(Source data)

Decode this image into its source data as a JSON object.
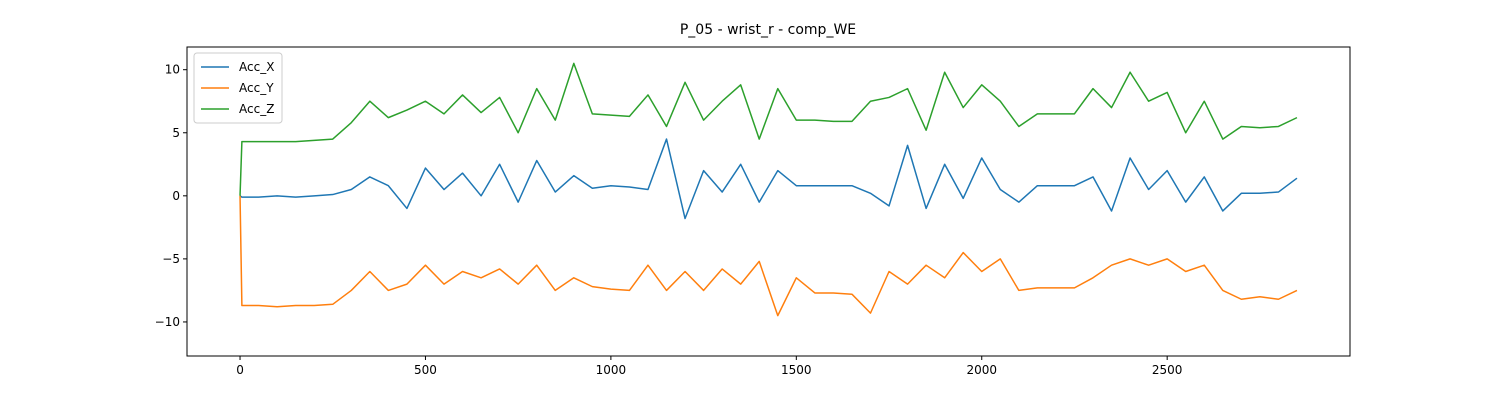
{
  "chart_data": {
    "type": "line",
    "title": "P_05 - wrist_r - comp_WE",
    "x": [
      0,
      5,
      50,
      100,
      150,
      200,
      250,
      300,
      350,
      400,
      450,
      500,
      550,
      600,
      650,
      700,
      750,
      800,
      850,
      900,
      950,
      1000,
      1050,
      1100,
      1150,
      1200,
      1250,
      1300,
      1350,
      1400,
      1450,
      1500,
      1550,
      1600,
      1650,
      1700,
      1750,
      1800,
      1850,
      1900,
      1950,
      2000,
      2050,
      2100,
      2150,
      2200,
      2250,
      2300,
      2350,
      2400,
      2450,
      2500,
      2550,
      2600,
      2650,
      2700,
      2750,
      2800,
      2850
    ],
    "series": [
      {
        "name": "Acc_X",
        "color": "#1f77b4",
        "values": [
          0,
          -0.1,
          -0.1,
          0,
          -0.1,
          0,
          0.1,
          0.5,
          1.5,
          0.8,
          -1,
          2.2,
          0.5,
          1.8,
          0,
          2.5,
          -0.5,
          2.8,
          0.3,
          1.6,
          0.6,
          0.8,
          0.7,
          0.5,
          4.5,
          -1.8,
          2.0,
          0.3,
          2.5,
          -0.5,
          2.0,
          0.8,
          0.8,
          0.8,
          0.8,
          0.2,
          -0.8,
          4.0,
          -1.0,
          2.5,
          -0.2,
          3.0,
          0.5,
          -0.5,
          0.8,
          0.8,
          0.8,
          1.5,
          -1.2,
          3.0,
          0.5,
          2.0,
          -0.5,
          1.5,
          -1.2,
          0.2,
          0.2,
          0.3,
          1.4
        ]
      },
      {
        "name": "Acc_Y",
        "color": "#ff7f0e",
        "values": [
          0,
          -8.7,
          -8.7,
          -8.8,
          -8.7,
          -8.7,
          -8.6,
          -7.5,
          -6.0,
          -7.5,
          -7.0,
          -5.5,
          -7.0,
          -6.0,
          -6.5,
          -5.8,
          -7.0,
          -5.5,
          -7.5,
          -6.5,
          -7.2,
          -7.4,
          -7.5,
          -5.5,
          -7.5,
          -6.0,
          -7.5,
          -5.8,
          -7.0,
          -5.2,
          -9.5,
          -6.5,
          -7.7,
          -7.7,
          -7.8,
          -9.3,
          -6.0,
          -7.0,
          -5.5,
          -6.5,
          -4.5,
          -6.0,
          -5.0,
          -7.5,
          -7.3,
          -7.3,
          -7.3,
          -6.5,
          -5.5,
          -5.0,
          -5.5,
          -5.0,
          -6.0,
          -5.5,
          -7.5,
          -8.2,
          -8.0,
          -8.2,
          -7.5
        ]
      },
      {
        "name": "Acc_Z",
        "color": "#2ca02c",
        "values": [
          0,
          4.3,
          4.3,
          4.3,
          4.3,
          4.4,
          4.5,
          5.8,
          7.5,
          6.2,
          6.8,
          7.5,
          6.5,
          8.0,
          6.6,
          7.8,
          5.0,
          8.5,
          6.0,
          10.5,
          6.5,
          6.4,
          6.3,
          8.0,
          5.5,
          9.0,
          6.0,
          7.5,
          8.8,
          4.5,
          8.5,
          6.0,
          6.0,
          5.9,
          5.9,
          7.5,
          7.8,
          8.5,
          5.2,
          9.8,
          7.0,
          8.8,
          7.5,
          5.5,
          6.5,
          6.5,
          6.5,
          8.5,
          7.0,
          9.8,
          7.5,
          8.2,
          5.0,
          7.5,
          4.5,
          5.5,
          5.4,
          5.5,
          6.2
        ]
      }
    ],
    "xlim": [
      -143,
      2993
    ],
    "xticks": [
      0,
      500,
      1000,
      1500,
      2000,
      2500
    ],
    "ylim": [
      -12.7,
      11.8
    ],
    "yticks": [
      {
        "value": -10,
        "label": "−10"
      },
      {
        "value": -5,
        "label": "−5"
      },
      0,
      5,
      10
    ],
    "legend": "upper left"
  }
}
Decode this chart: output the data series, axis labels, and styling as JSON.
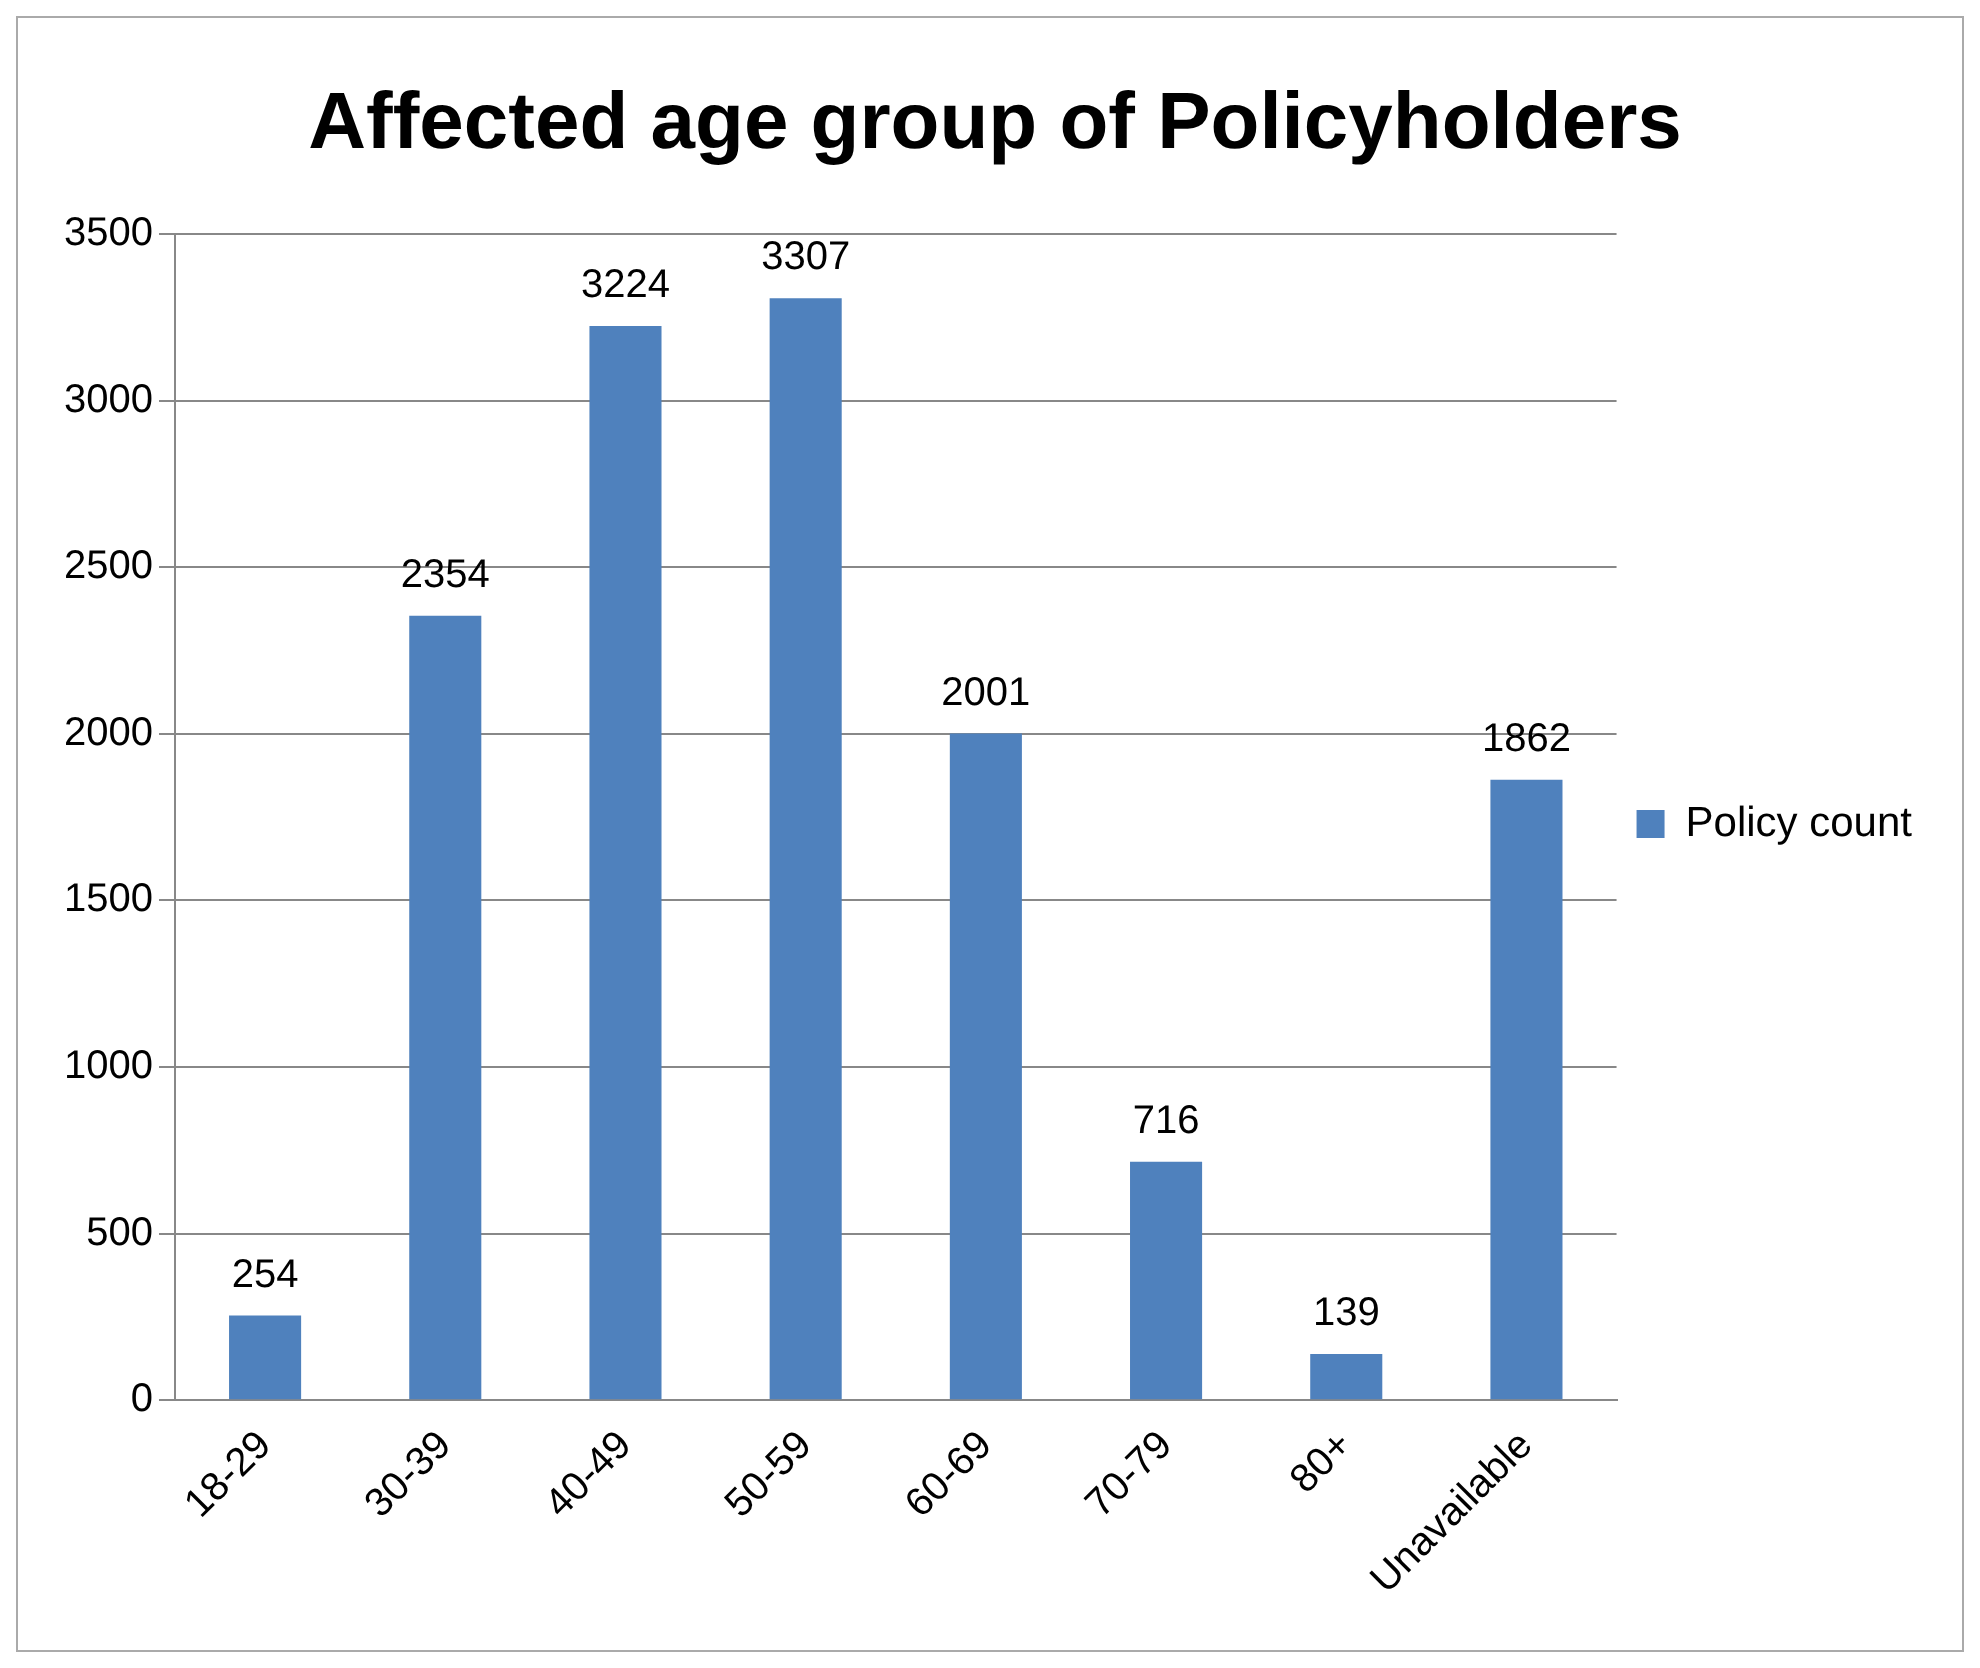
{
  "chart_data": {
    "type": "bar",
    "title": "Affected age group of Policyholders",
    "categories": [
      "18-29",
      "30-39",
      "40-49",
      "50-59",
      "60-69",
      "70-79",
      "80+",
      "Unavailable"
    ],
    "series": [
      {
        "name": "Policy count",
        "color": "#4f81bd",
        "values": [
          254,
          2354,
          3224,
          3307,
          2001,
          716,
          139,
          1862
        ]
      }
    ],
    "ylim": [
      0,
      3500
    ],
    "yticks": [
      0,
      500,
      1000,
      1500,
      2000,
      2500,
      3000,
      3500
    ],
    "grid": "y",
    "legend": "right",
    "data_labels": true
  }
}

### Direction
Going from the line with "Decode this chart: output" to the last line of the listing, write out each line exactly and nothing else. Leave out all pictures.

### Output of the task
Decode this chart: output the data series, axis labels, and styling as JSON.
{
  "chart_data": {
    "type": "bar",
    "title": "Affected age group of Policyholders",
    "categories": [
      "18-29",
      "30-39",
      "40-49",
      "50-59",
      "60-69",
      "70-79",
      "80+",
      "Unavailable"
    ],
    "series": [
      {
        "name": "Policy count",
        "color": "#4f81bd",
        "values": [
          254,
          2354,
          3224,
          3307,
          2001,
          716,
          139,
          1862
        ]
      }
    ],
    "ylim": [
      0,
      3500
    ],
    "yticks": [
      0,
      500,
      1000,
      1500,
      2000,
      2500,
      3000,
      3500
    ],
    "grid": "y",
    "legend": "right",
    "data_labels": true
  }
}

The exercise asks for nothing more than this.